- [WHAT IS REQUIRED] Pull out every line containing the string "panel".

- [DATA ROWS]

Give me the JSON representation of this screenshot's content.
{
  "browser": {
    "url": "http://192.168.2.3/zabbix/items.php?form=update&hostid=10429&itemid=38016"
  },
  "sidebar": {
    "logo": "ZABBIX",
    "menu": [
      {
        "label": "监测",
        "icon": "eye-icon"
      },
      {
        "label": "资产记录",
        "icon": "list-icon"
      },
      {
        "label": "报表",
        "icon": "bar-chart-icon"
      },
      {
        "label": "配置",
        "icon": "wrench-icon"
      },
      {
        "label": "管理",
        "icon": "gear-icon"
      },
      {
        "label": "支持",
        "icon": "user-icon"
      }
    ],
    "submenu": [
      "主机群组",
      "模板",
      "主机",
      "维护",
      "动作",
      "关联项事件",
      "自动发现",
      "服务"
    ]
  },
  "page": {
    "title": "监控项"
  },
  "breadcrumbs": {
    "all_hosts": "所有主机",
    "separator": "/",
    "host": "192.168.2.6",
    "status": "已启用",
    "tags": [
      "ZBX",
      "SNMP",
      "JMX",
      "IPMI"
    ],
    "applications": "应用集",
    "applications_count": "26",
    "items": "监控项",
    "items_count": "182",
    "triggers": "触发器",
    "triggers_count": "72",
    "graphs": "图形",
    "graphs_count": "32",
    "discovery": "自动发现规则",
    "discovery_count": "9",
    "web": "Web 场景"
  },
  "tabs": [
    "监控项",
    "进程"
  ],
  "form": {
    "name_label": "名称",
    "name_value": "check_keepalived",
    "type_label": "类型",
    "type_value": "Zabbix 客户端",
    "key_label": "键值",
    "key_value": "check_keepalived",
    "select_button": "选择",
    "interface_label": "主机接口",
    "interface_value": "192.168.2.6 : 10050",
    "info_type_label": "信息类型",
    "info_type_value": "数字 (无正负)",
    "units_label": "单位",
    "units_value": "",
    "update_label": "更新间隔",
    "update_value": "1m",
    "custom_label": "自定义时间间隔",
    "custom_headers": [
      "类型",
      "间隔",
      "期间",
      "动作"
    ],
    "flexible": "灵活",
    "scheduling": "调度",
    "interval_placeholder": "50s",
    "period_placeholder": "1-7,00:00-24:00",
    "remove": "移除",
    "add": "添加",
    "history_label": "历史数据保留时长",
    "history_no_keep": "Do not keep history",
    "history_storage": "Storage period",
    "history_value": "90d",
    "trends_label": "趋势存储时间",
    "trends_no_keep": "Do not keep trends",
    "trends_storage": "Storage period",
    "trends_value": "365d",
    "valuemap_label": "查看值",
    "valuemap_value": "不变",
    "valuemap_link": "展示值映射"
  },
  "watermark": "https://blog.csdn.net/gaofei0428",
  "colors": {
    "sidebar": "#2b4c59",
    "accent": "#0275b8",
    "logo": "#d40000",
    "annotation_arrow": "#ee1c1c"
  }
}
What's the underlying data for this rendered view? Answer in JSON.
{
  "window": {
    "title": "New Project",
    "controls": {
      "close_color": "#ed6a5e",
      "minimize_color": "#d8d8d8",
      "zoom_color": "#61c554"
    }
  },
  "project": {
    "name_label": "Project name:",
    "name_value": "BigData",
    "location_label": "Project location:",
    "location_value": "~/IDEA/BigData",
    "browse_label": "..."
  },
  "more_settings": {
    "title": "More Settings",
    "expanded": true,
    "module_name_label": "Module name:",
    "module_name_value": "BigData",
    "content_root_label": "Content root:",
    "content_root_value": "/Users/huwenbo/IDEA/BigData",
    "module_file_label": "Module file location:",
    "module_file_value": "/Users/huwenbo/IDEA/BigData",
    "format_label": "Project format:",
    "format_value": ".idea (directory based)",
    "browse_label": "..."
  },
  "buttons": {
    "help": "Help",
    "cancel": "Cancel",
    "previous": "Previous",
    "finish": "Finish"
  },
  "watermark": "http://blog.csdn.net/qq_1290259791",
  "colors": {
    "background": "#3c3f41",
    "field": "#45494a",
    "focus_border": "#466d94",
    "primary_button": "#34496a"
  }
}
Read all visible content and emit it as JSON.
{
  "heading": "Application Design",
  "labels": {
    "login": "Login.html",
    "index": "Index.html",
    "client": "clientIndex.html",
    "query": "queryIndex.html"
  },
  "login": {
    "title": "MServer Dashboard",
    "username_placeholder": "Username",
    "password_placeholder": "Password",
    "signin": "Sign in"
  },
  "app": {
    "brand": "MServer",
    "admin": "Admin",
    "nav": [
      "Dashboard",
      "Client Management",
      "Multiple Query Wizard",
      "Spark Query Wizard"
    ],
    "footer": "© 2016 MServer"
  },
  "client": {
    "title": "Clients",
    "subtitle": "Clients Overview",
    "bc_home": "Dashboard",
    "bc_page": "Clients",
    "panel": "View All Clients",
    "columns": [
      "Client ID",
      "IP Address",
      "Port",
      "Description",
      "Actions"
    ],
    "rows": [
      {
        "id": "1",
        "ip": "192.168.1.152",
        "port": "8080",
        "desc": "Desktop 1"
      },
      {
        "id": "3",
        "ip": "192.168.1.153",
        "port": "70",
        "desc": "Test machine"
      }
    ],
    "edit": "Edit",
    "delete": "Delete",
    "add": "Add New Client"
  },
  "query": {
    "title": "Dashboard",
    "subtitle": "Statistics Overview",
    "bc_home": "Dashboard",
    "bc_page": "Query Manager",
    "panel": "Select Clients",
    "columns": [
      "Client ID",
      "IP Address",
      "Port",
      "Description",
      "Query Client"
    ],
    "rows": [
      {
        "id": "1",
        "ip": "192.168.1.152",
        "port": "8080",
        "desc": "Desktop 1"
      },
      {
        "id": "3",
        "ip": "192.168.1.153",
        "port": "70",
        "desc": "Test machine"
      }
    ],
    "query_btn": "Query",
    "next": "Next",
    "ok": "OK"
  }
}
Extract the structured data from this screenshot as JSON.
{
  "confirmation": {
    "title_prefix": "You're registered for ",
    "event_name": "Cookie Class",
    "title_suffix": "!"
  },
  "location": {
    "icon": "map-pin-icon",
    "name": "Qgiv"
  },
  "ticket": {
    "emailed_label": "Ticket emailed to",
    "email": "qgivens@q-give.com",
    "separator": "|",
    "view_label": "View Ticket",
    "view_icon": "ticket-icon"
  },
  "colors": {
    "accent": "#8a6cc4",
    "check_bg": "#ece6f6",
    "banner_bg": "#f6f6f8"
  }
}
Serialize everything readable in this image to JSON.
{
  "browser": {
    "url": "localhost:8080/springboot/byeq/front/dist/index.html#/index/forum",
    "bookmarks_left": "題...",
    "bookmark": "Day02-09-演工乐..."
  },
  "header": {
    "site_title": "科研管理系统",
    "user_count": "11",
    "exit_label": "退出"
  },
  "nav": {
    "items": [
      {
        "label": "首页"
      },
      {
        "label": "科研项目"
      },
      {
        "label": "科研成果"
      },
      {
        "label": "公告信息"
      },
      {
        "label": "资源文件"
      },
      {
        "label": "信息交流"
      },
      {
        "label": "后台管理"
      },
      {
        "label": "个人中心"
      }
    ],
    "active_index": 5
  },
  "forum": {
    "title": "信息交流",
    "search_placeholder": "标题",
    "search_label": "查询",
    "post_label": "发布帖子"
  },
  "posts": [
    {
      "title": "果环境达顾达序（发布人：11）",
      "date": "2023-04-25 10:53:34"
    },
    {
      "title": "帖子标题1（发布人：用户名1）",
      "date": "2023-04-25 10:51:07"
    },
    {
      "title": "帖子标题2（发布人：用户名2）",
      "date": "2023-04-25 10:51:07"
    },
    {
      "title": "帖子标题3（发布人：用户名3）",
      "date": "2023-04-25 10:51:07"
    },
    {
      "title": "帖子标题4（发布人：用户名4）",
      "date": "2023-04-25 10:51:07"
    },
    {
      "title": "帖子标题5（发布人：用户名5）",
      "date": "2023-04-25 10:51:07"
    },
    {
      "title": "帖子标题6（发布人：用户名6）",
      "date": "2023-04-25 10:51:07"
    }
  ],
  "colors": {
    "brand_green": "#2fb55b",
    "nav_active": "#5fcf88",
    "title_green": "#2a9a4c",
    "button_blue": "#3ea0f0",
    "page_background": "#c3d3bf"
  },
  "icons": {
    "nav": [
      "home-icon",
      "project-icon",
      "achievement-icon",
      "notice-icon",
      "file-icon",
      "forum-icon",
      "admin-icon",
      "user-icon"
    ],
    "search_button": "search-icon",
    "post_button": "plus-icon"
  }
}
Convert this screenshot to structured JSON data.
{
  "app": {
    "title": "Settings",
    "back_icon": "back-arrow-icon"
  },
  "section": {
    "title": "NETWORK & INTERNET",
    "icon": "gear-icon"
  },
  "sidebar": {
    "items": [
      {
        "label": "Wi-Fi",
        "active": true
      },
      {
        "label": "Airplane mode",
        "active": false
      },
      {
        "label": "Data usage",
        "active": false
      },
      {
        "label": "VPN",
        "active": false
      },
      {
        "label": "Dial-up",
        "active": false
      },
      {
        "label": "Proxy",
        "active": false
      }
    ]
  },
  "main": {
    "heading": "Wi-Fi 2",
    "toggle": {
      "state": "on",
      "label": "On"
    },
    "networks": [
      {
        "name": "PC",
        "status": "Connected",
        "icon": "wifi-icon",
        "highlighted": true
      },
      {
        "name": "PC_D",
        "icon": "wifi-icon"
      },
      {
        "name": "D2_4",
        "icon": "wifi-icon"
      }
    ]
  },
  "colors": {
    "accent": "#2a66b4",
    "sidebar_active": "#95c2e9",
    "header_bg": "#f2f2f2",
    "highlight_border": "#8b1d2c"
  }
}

- [SOLUTION BELOW]
    "panel": "View All Clients",
    "panel": "Select Clients",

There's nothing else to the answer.